(Collected data entries)
++++++++++++++++++++
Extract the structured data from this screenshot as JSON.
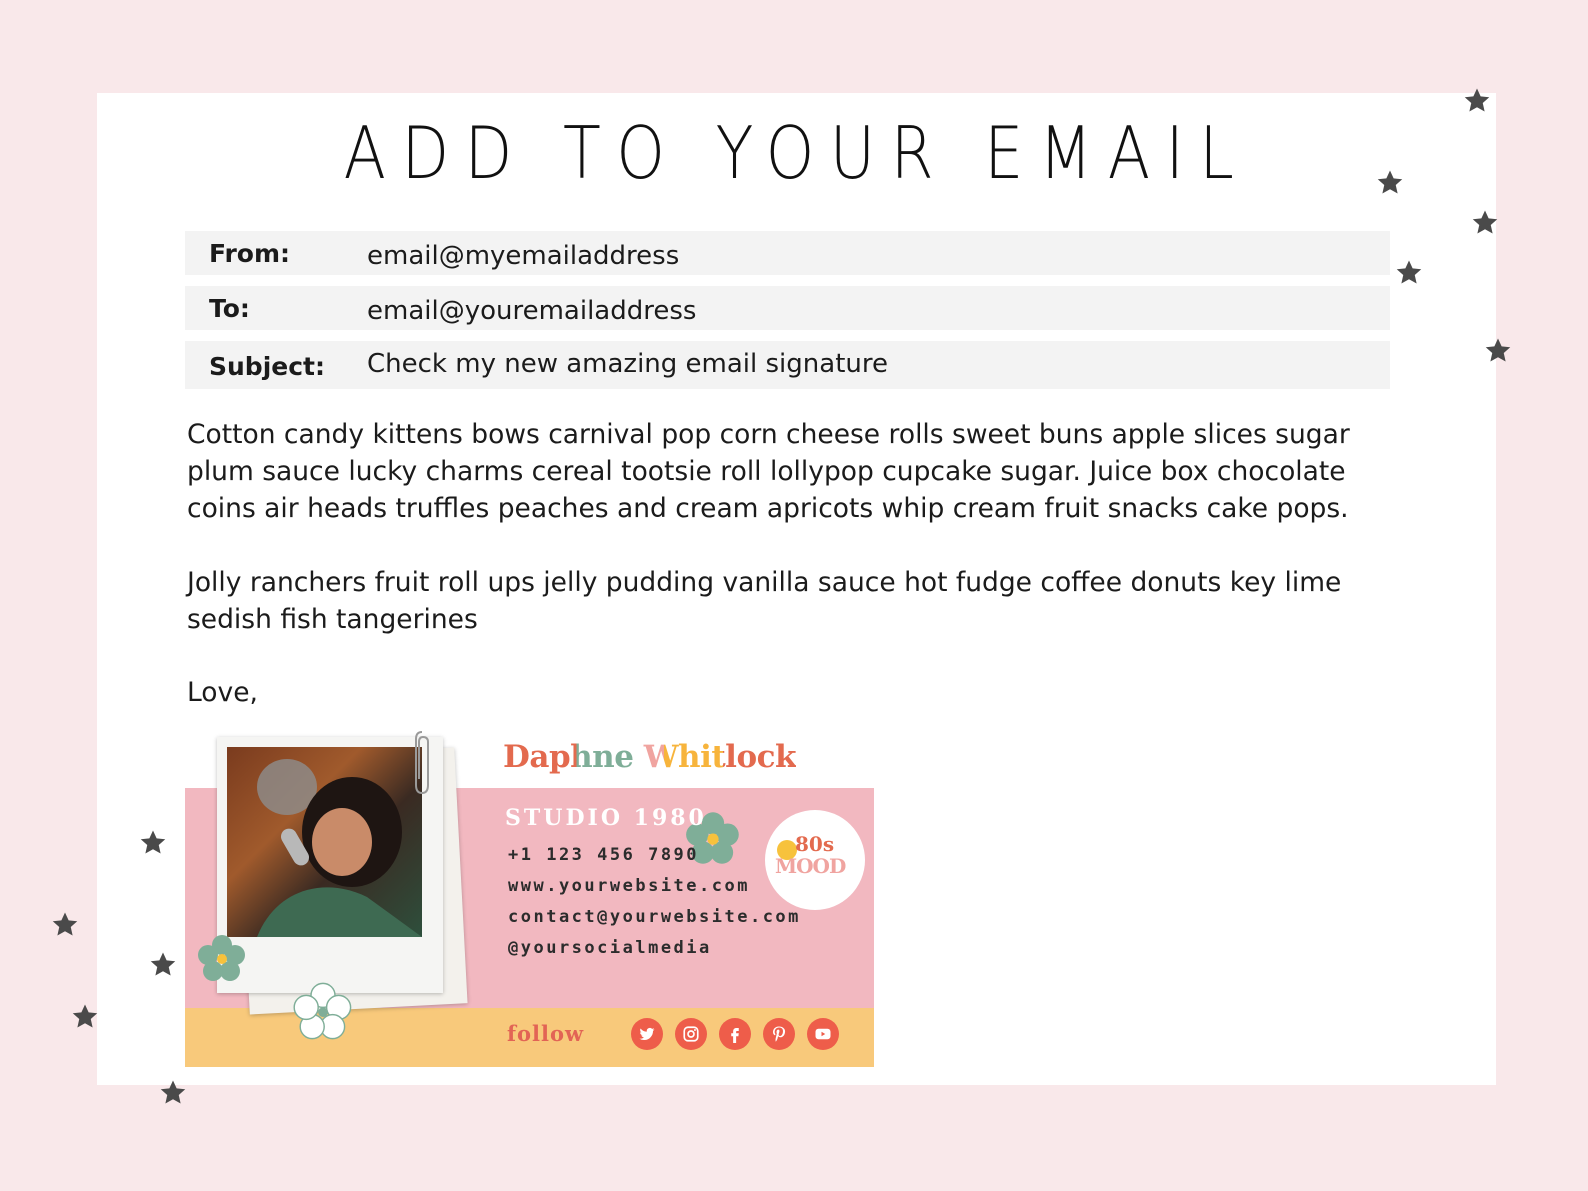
{
  "title": "ADD TO YOUR EMAIL",
  "email_header": {
    "from_label": "From:",
    "from_value": "email@myemailaddress",
    "to_label": "To:",
    "to_value": "email@youremailaddress",
    "subject_label": "Subject:",
    "subject_value": "Check my new amazing email signature"
  },
  "body": {
    "paragraph1": "Cotton candy kittens bows carnival pop corn cheese rolls sweet buns apple slices sugar plum sauce lucky charms cereal tootsie roll lollypop cupcake sugar. Juice box chocolate coins air heads truffles peaches and cream apricots whip cream fruit snacks cake pops.",
    "paragraph2": "Jolly ranchers fruit roll ups jelly pudding vanilla sauce hot fudge coffee donuts key lime sedish fish tangerines",
    "closing": "Love,"
  },
  "signature": {
    "name": "Daphne Whitlock",
    "studio": "STUDIO 1980",
    "phone": "+1 123 456 7890",
    "website": "www.yourwebsite.com",
    "email": "contact@yourwebsite.com",
    "social_handle": "@yoursocialmedia",
    "follow_label": "follow",
    "badge_top": "80s",
    "badge_bottom": "MOOD",
    "social_icons": [
      "twitter-icon",
      "instagram-icon",
      "facebook-icon",
      "pinterest-icon",
      "youtube-icon"
    ]
  },
  "colors": {
    "background": "#f9e8ea",
    "card": "#ffffff",
    "header_row": "#f3f3f3",
    "signature_pink": "#f2b8c0",
    "signature_yellow": "#f8c97b",
    "accent_red": "#ee5d4a",
    "star": "#4a4a4a"
  }
}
++++++++++++++++++++
Using the records given above, list every line that includes the word "roll".

    "paragraph1": "Cotton candy kittens bows carnival pop corn cheese rolls sweet buns apple slices sugar plum sauce lucky charms cereal tootsie roll lollypop cupcake sugar. Juice box chocolate coins air heads truffles peaches and cream apricots whip cream fruit snacks cake pops.",
    "paragraph2": "Jolly ranchers fruit roll ups jelly pudding vanilla sauce hot fudge coffee donuts key lime sedish fish tangerines",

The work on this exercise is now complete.